(Exercise instructions)
Gather every line below where "name" appears.

----

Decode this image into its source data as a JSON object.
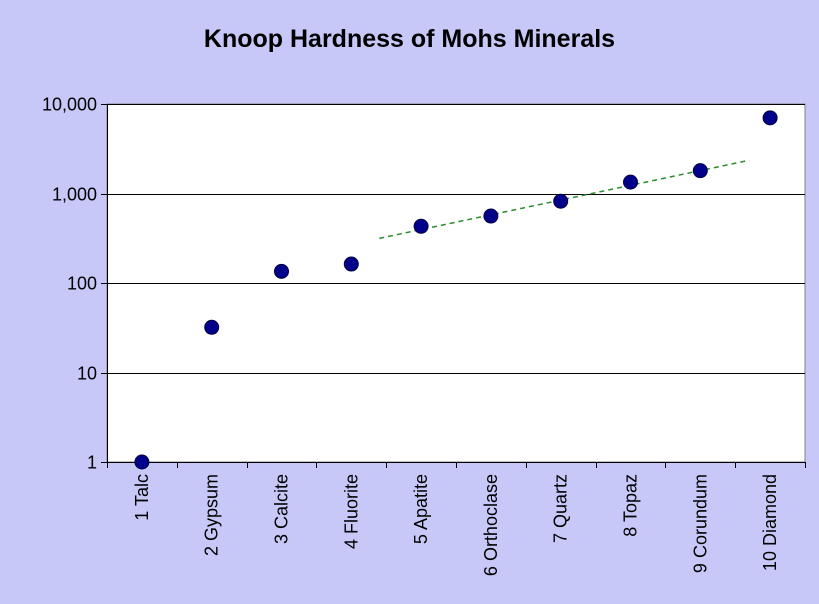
{
  "chart_data": {
    "type": "scatter",
    "title": "Knoop Hardness of Mohs Minerals",
    "xlabel": "",
    "ylabel": "",
    "categories": [
      "1 Talc",
      "2 Gypsum",
      "3 Calcite",
      "4 Fluorite",
      "5 Apatite",
      "6 Orthoclase",
      "7 Quartz",
      "8 Topaz",
      "9 Corundum",
      "10 Diamond"
    ],
    "series": [
      {
        "values": [
          1,
          32,
          135,
          163,
          430,
          560,
          820,
          1340,
          1800,
          7000
        ],
        "color": "#00008b"
      }
    ],
    "trendline": {
      "style": "dashed",
      "color": "#2e8b2e",
      "x_start": 4.4,
      "x_end": 9.7,
      "y_start": 315,
      "y_end": 2350
    },
    "yscale": "log",
    "ylim": [
      1,
      10000
    ],
    "yticks": [
      1,
      10,
      100,
      1000,
      10000
    ],
    "ytick_labels": [
      "1",
      "10",
      "100",
      "1,000",
      "10,000"
    ],
    "grid": true,
    "legend": "none",
    "background": "#c8c8f8",
    "plot_background": "#ffffff"
  }
}
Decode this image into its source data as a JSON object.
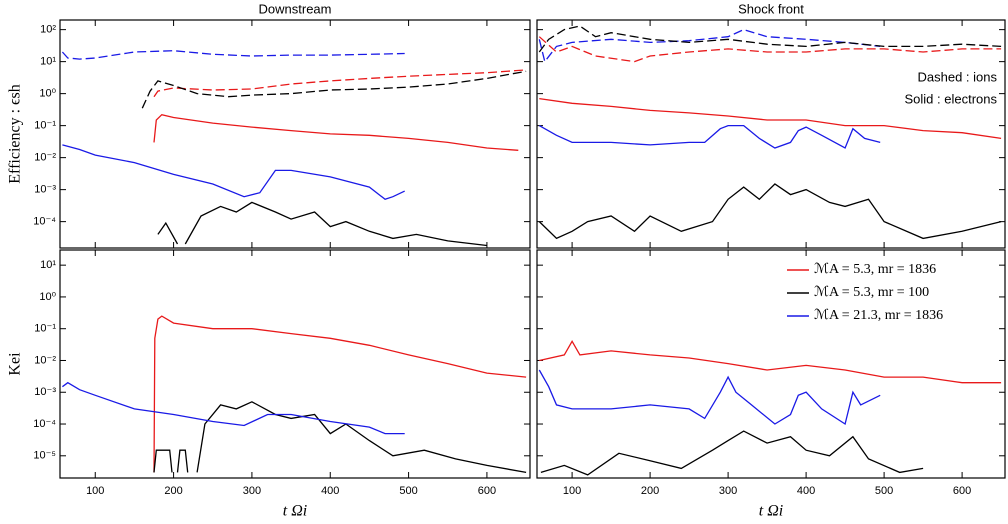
{
  "chart_data": [
    {
      "type": "line",
      "title": "Downstream",
      "ylabel": "Efficiency : ϵsh",
      "log_y": true,
      "xlim": [
        55,
        655
      ],
      "xticks": [
        100,
        200,
        300,
        400,
        500,
        600
      ],
      "ylim": [
        1.5e-05,
        200
      ],
      "yticks": [
        {
          "value": 0.0001,
          "label": "10⁻⁴"
        },
        {
          "value": 0.001,
          "label": "10⁻³"
        },
        {
          "value": 0.01,
          "label": "10⁻²"
        },
        {
          "value": 0.1,
          "label": "10⁻¹"
        },
        {
          "value": 1,
          "label": "10⁰"
        },
        {
          "value": 10,
          "label": "10¹"
        },
        {
          "value": 100,
          "label": "10²"
        }
      ],
      "series": [
        {
          "color": "#1a1ae6",
          "style": "dashed",
          "x": [
            58,
            65,
            80,
            100,
            150,
            200,
            250,
            300,
            350,
            400,
            450,
            495
          ],
          "values": [
            20,
            13,
            12,
            13,
            20,
            22,
            17,
            15,
            16,
            16,
            17,
            18
          ]
        },
        {
          "color": "#e8191a",
          "style": "dashed",
          "x": [
            175,
            180,
            200,
            250,
            300,
            350,
            400,
            450,
            500,
            550,
            600,
            650
          ],
          "values": [
            0.8,
            1.2,
            1.5,
            1.3,
            1.4,
            2,
            2.5,
            3,
            3.5,
            4,
            4.5,
            5.5
          ]
        },
        {
          "color": "#000000",
          "style": "dashed",
          "x": [
            160,
            170,
            180,
            200,
            230,
            270,
            300,
            350,
            400,
            450,
            500,
            550,
            600,
            650
          ],
          "values": [
            0.35,
            1.2,
            2.5,
            1.8,
            1,
            0.8,
            0.9,
            1,
            1.3,
            1.4,
            1.6,
            2,
            3,
            5
          ]
        },
        {
          "color": "#e8191a",
          "style": "solid",
          "x": [
            175,
            178,
            185,
            200,
            250,
            300,
            350,
            400,
            450,
            500,
            550,
            600,
            640
          ],
          "values": [
            0.03,
            0.15,
            0.22,
            0.18,
            0.12,
            0.09,
            0.07,
            0.055,
            0.05,
            0.04,
            0.03,
            0.02,
            0.017
          ]
        },
        {
          "color": "#1a1ae6",
          "style": "solid",
          "x": [
            58,
            80,
            100,
            150,
            200,
            250,
            290,
            310,
            330,
            350,
            400,
            450,
            470,
            480,
            495
          ],
          "values": [
            0.025,
            0.018,
            0.012,
            0.007,
            0.003,
            0.0015,
            0.0006,
            0.0008,
            0.004,
            0.004,
            0.0025,
            0.0012,
            0.0005,
            0.0006,
            0.0009
          ]
        },
        {
          "color": "#000000",
          "style": "solid",
          "x": [
            180,
            190,
            205,
            210,
            215,
            235,
            260,
            280,
            300,
            330,
            350,
            380,
            400,
            420,
            450,
            480,
            510,
            550,
            600
          ],
          "values": [
            4e-05,
            9e-05,
            2e-05,
            null,
            2e-05,
            0.00015,
            0.0003,
            0.0002,
            0.0004,
            0.0002,
            0.00012,
            0.0002,
            7e-05,
            0.0001,
            5e-05,
            3e-05,
            4e-05,
            2.5e-05,
            1.8e-05
          ]
        }
      ]
    },
    {
      "type": "line",
      "title": "Shock front",
      "log_y": true,
      "annotations": [
        "Dashed : ions",
        "Solid : electrons"
      ],
      "xlim": [
        55,
        655
      ],
      "xticks": [
        100,
        200,
        300,
        400,
        500,
        600
      ],
      "ylim": [
        1.5e-05,
        200
      ],
      "yticks": [
        0.0001,
        0.001,
        0.01,
        0.1,
        1,
        10,
        100
      ],
      "series": [
        {
          "color": "#1a1ae6",
          "style": "dashed",
          "x": [
            58,
            65,
            80,
            100,
            150,
            200,
            250,
            300,
            320,
            350,
            400,
            450,
            495
          ],
          "values": [
            50,
            10,
            30,
            40,
            50,
            40,
            45,
            60,
            100,
            60,
            50,
            40,
            30
          ]
        },
        {
          "color": "#000000",
          "style": "dashed",
          "x": [
            58,
            70,
            90,
            110,
            130,
            150,
            200,
            250,
            300,
            350,
            400,
            450,
            500,
            550,
            600,
            650
          ],
          "values": [
            20,
            50,
            100,
            130,
            60,
            80,
            50,
            40,
            50,
            35,
            30,
            40,
            30,
            30,
            35,
            30
          ]
        },
        {
          "color": "#e8191a",
          "style": "dashed",
          "x": [
            58,
            80,
            100,
            130,
            180,
            200,
            250,
            300,
            350,
            400,
            450,
            500,
            550,
            600,
            650
          ],
          "values": [
            60,
            20,
            30,
            15,
            10,
            15,
            20,
            25,
            20,
            20,
            25,
            25,
            20,
            25,
            25
          ]
        },
        {
          "color": "#e8191a",
          "style": "solid",
          "x": [
            58,
            100,
            150,
            200,
            250,
            300,
            350,
            400,
            450,
            500,
            550,
            600,
            650
          ],
          "values": [
            0.7,
            0.5,
            0.4,
            0.3,
            0.25,
            0.2,
            0.15,
            0.15,
            0.1,
            0.1,
            0.07,
            0.06,
            0.04
          ]
        },
        {
          "color": "#1a1ae6",
          "style": "solid",
          "x": [
            58,
            80,
            100,
            150,
            200,
            250,
            270,
            290,
            300,
            320,
            340,
            360,
            380,
            390,
            400,
            420,
            450,
            460,
            475,
            495
          ],
          "values": [
            0.1,
            0.05,
            0.03,
            0.03,
            0.025,
            0.03,
            0.03,
            0.08,
            0.1,
            0.1,
            0.04,
            0.02,
            0.03,
            0.07,
            0.09,
            0.05,
            0.02,
            0.08,
            0.04,
            0.03
          ]
        },
        {
          "color": "#000000",
          "style": "solid",
          "x": [
            58,
            80,
            100,
            120,
            150,
            180,
            200,
            240,
            280,
            300,
            320,
            340,
            360,
            380,
            400,
            430,
            450,
            480,
            500,
            550,
            600,
            650
          ],
          "values": [
            0.0001,
            3e-05,
            5e-05,
            0.0001,
            0.00015,
            5e-05,
            0.00015,
            5e-05,
            0.0001,
            0.0005,
            0.0012,
            0.0005,
            0.0015,
            0.0007,
            0.001,
            0.0004,
            0.0003,
            0.0005,
            0.0001,
            3e-05,
            5e-05,
            0.0001
          ]
        }
      ]
    },
    {
      "type": "line",
      "ylabel": "Kei",
      "xlabel": "t Ωi",
      "log_y": true,
      "xlim": [
        55,
        655
      ],
      "xticks": [
        100,
        200,
        300,
        400,
        500,
        600
      ],
      "ylim": [
        2e-06,
        30
      ],
      "yticks": [
        {
          "value": 1e-05,
          "label": "10⁻⁵"
        },
        {
          "value": 0.0001,
          "label": "10⁻⁴"
        },
        {
          "value": 0.001,
          "label": "10⁻³"
        },
        {
          "value": 0.01,
          "label": "10⁻²"
        },
        {
          "value": 0.1,
          "label": "10⁻¹"
        },
        {
          "value": 1,
          "label": "10⁰"
        },
        {
          "value": 10,
          "label": "10¹"
        }
      ],
      "series": [
        {
          "color": "#e8191a",
          "style": "solid",
          "x": [
            175,
            176,
            180,
            185,
            200,
            250,
            300,
            350,
            400,
            450,
            500,
            550,
            600,
            650
          ],
          "values": [
            3e-06,
            0.05,
            0.2,
            0.25,
            0.15,
            0.1,
            0.1,
            0.07,
            0.05,
            0.03,
            0.015,
            0.008,
            0.004,
            0.003
          ]
        },
        {
          "color": "#000000",
          "style": "solid",
          "x": [
            175,
            178,
            195,
            198,
            200,
            205,
            208,
            215,
            218,
            222,
            230,
            240,
            260,
            280,
            300,
            330,
            350,
            380,
            400,
            420,
            450,
            480,
            520,
            560,
            600,
            650
          ],
          "values": [
            3e-06,
            1.5e-05,
            1.5e-05,
            3e-06,
            null,
            3e-06,
            1.5e-05,
            1.5e-05,
            3e-06,
            null,
            3e-06,
            0.0001,
            0.0004,
            0.0003,
            0.0005,
            0.0002,
            0.00015,
            0.0002,
            5e-05,
            0.0001,
            3e-05,
            1e-05,
            1.5e-05,
            8e-06,
            5e-06,
            3e-06
          ]
        },
        {
          "color": "#1a1ae6",
          "style": "solid",
          "x": [
            58,
            65,
            80,
            100,
            150,
            200,
            250,
            290,
            320,
            350,
            400,
            450,
            470,
            495
          ],
          "values": [
            0.0015,
            0.002,
            0.0012,
            0.0008,
            0.0003,
            0.0002,
            0.00012,
            9e-05,
            0.0002,
            0.0002,
            0.00012,
            8e-05,
            5e-05,
            5e-05
          ]
        }
      ]
    },
    {
      "type": "line",
      "xlabel": "t Ωi",
      "log_y": true,
      "legend": "upper right",
      "xlim": [
        55,
        655
      ],
      "xticks": [
        100,
        200,
        300,
        400,
        500,
        600
      ],
      "ylim": [
        2e-06,
        30
      ],
      "yticks": [
        1e-05,
        0.0001,
        0.001,
        0.01,
        0.1,
        1,
        10
      ],
      "series": [
        {
          "name": "ℳA =   5.3, mr = 1836",
          "color": "#e8191a",
          "style": "solid",
          "x": [
            58,
            90,
            100,
            110,
            150,
            200,
            250,
            300,
            350,
            400,
            450,
            500,
            550,
            600,
            650
          ],
          "values": [
            0.01,
            0.015,
            0.04,
            0.015,
            0.02,
            0.015,
            0.012,
            0.008,
            0.005,
            0.007,
            0.005,
            0.003,
            0.003,
            0.002,
            0.002
          ]
        },
        {
          "name": "ℳA =   5.3, mr = 100",
          "color": "#000000",
          "style": "solid",
          "x": [
            60,
            90,
            120,
            160,
            200,
            240,
            280,
            300,
            320,
            350,
            380,
            400,
            430,
            460,
            480,
            520,
            550
          ],
          "values": [
            3e-06,
            5e-06,
            2.5e-06,
            1.2e-05,
            7e-06,
            4e-06,
            1.5e-05,
            3e-05,
            6e-05,
            2.5e-05,
            4e-05,
            1.5e-05,
            1e-05,
            4e-05,
            8e-06,
            3e-06,
            4e-06
          ]
        },
        {
          "name": "ℳA = 21.3, mr = 1836",
          "color": "#1a1ae6",
          "style": "solid",
          "x": [
            58,
            70,
            80,
            100,
            150,
            200,
            250,
            270,
            290,
            300,
            310,
            330,
            360,
            380,
            390,
            400,
            420,
            450,
            460,
            470,
            495
          ],
          "values": [
            0.005,
            0.0015,
            0.0004,
            0.0003,
            0.0003,
            0.0004,
            0.0003,
            0.00015,
            0.001,
            0.003,
            0.001,
            0.0004,
            0.0001,
            0.0002,
            0.0008,
            0.001,
            0.0003,
            0.0001,
            0.001,
            0.0004,
            0.0008
          ]
        }
      ]
    }
  ]
}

----

(Completed exercise)
          "name": "ℳA =   5.3, mr = 1836",
          "name": "ℳA =   5.3, mr = 100",
          "name": "ℳA = 21.3, mr = 1836",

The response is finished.